## WRITTEN REQUEST:
Pull out every line below that holds the word "School".

[Data excerpts]
· · · · · · ·

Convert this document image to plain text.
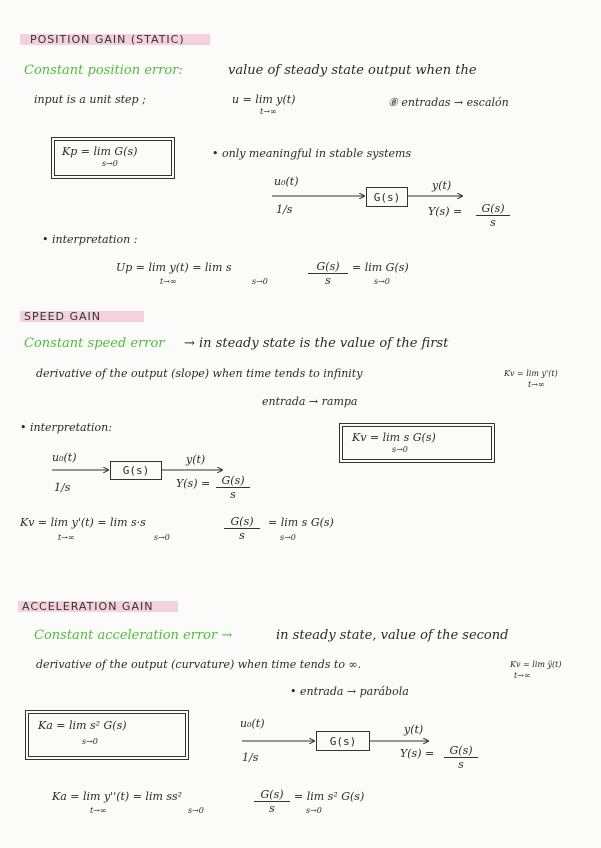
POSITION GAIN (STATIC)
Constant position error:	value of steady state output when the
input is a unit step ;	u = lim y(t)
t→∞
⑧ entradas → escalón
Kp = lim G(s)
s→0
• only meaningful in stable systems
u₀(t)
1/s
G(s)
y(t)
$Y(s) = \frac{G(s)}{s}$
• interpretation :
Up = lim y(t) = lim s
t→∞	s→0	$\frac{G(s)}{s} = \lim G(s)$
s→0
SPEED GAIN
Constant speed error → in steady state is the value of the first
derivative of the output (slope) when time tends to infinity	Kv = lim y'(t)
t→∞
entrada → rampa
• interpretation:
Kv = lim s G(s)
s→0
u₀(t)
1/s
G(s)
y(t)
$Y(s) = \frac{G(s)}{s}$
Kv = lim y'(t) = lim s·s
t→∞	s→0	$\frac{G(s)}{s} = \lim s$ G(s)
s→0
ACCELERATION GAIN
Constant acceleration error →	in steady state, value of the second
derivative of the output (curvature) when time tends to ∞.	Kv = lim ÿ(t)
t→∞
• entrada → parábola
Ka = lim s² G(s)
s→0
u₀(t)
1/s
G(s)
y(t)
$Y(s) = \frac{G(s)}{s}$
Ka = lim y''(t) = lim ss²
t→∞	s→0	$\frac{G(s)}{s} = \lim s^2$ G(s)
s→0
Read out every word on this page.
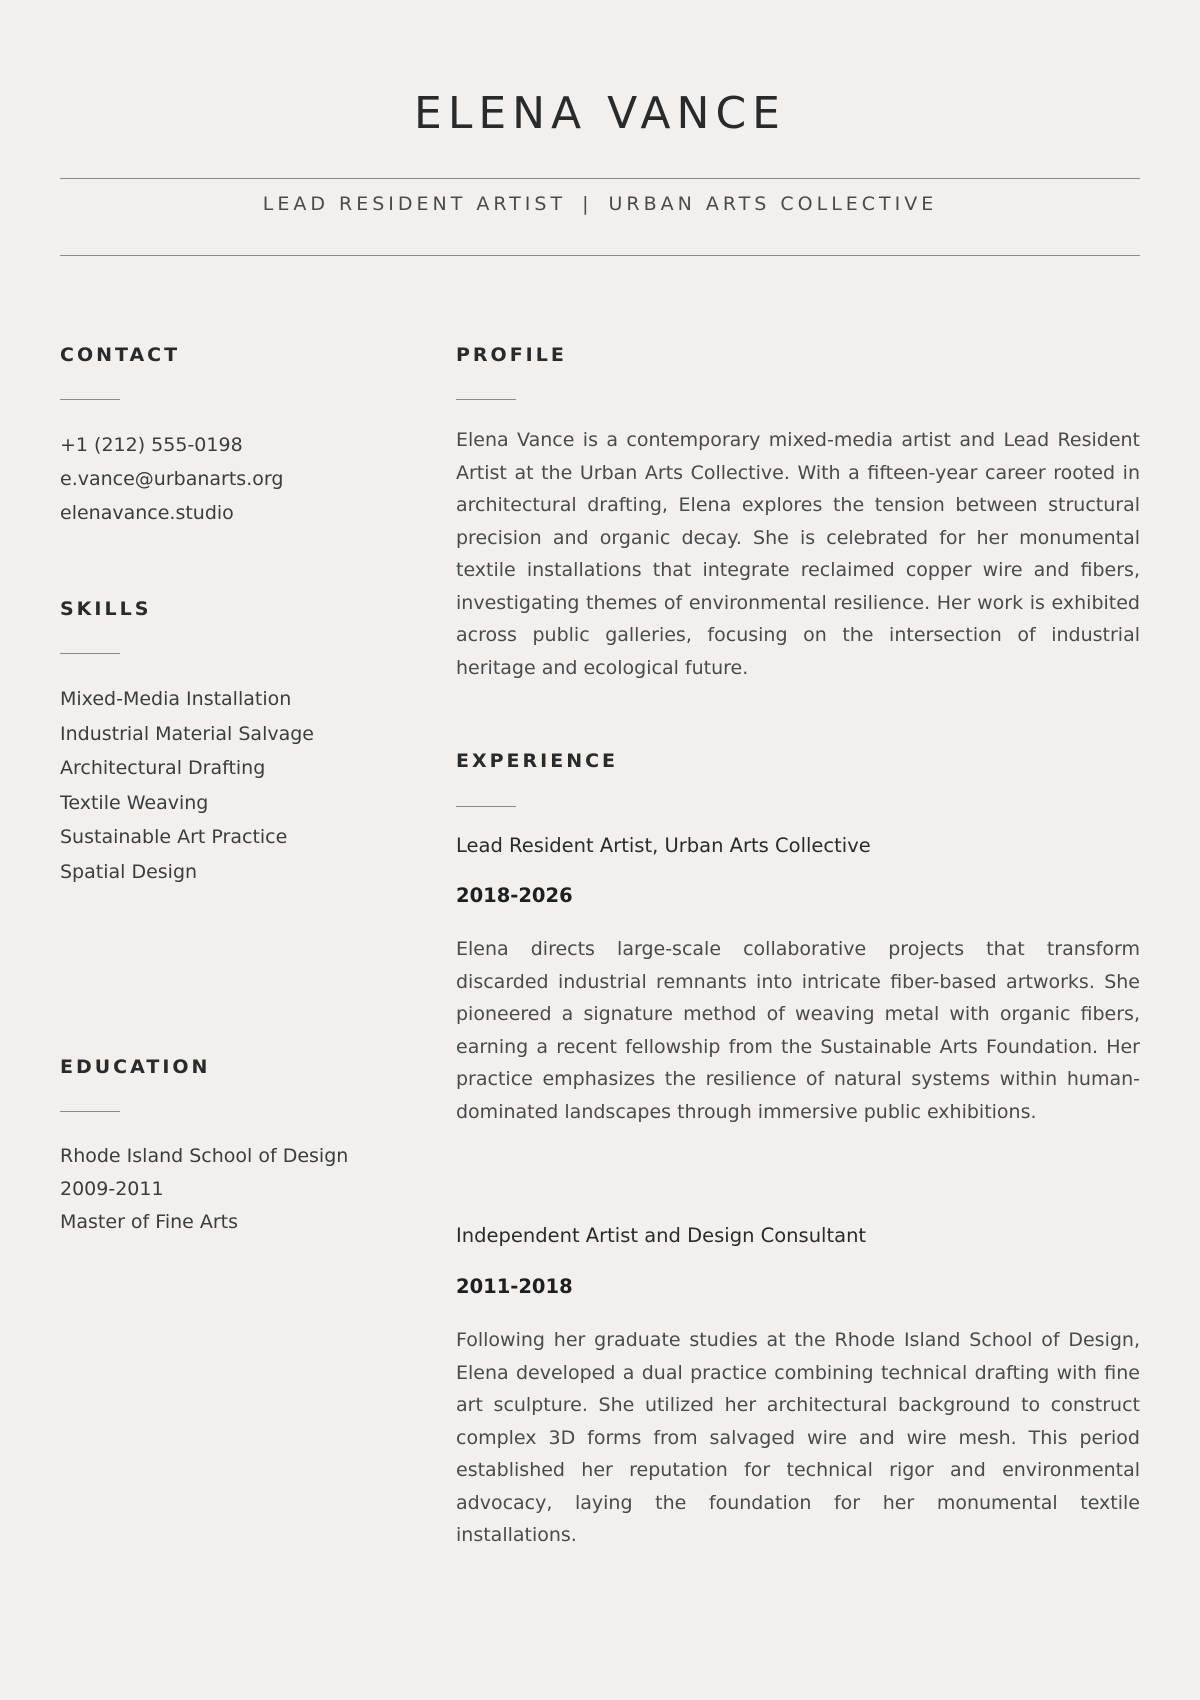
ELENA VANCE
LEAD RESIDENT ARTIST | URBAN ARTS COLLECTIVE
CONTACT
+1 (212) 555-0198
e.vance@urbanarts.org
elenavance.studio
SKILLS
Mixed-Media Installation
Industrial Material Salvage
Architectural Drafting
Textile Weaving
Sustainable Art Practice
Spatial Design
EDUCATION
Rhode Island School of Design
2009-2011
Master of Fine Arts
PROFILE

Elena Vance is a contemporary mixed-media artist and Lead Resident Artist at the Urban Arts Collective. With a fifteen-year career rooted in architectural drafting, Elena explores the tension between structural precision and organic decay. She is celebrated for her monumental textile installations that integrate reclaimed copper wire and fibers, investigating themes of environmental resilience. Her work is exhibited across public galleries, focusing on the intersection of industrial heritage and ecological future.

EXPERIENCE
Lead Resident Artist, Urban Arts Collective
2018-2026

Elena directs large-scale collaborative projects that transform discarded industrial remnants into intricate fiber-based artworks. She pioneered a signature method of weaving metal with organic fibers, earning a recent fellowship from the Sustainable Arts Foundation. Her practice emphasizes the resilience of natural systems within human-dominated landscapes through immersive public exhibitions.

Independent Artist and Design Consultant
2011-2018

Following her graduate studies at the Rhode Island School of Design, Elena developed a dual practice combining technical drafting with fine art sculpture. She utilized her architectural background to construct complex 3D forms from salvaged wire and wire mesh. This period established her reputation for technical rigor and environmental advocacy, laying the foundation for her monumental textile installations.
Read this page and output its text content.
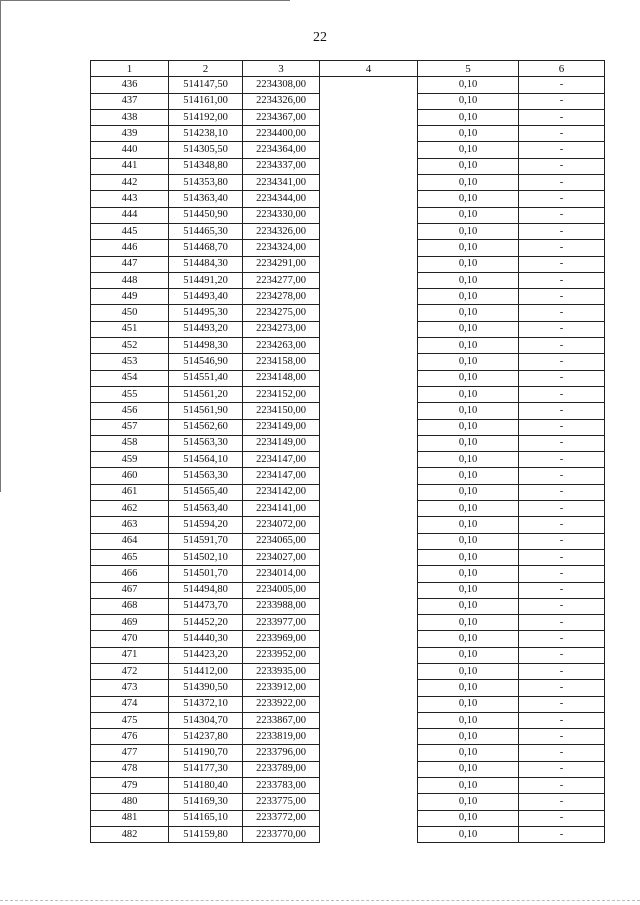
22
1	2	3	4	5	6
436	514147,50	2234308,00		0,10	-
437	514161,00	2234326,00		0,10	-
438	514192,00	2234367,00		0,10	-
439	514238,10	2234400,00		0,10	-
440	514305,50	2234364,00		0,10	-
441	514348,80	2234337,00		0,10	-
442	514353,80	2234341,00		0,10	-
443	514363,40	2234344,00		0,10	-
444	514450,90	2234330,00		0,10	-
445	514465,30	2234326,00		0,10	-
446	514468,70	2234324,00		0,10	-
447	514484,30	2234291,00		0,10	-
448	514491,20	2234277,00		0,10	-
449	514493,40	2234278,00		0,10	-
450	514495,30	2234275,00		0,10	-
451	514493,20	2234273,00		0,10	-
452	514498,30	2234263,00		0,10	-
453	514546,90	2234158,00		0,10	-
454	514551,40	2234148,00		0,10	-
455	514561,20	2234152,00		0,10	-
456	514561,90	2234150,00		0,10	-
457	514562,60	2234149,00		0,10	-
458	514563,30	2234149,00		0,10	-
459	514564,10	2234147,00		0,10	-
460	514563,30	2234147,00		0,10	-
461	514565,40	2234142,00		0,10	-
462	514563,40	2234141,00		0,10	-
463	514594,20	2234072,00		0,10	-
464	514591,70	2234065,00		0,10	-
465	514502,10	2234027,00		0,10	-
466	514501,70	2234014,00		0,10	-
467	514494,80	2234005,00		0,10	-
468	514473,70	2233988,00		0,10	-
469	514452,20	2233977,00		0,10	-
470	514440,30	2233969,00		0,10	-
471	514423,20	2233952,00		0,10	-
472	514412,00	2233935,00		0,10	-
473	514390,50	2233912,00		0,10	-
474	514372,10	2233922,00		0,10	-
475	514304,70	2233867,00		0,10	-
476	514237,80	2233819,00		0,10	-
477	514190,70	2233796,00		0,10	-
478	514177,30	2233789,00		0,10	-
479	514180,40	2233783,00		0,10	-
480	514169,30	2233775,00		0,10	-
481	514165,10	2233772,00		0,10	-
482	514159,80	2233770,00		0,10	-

· · · · · · ·

## RIGHT ANSWER:
Rhode Island School of Design
Following her graduate studies at the Rhode Island School of Design, Elena developed a dual practice combining technical drafting with fine art sculpture. She utilized her architectural background to construct complex 3D forms from salvaged wire and wire mesh. This period established her reputation for technical rigor and environmental advocacy, laying the foundation for her monumental textile installations.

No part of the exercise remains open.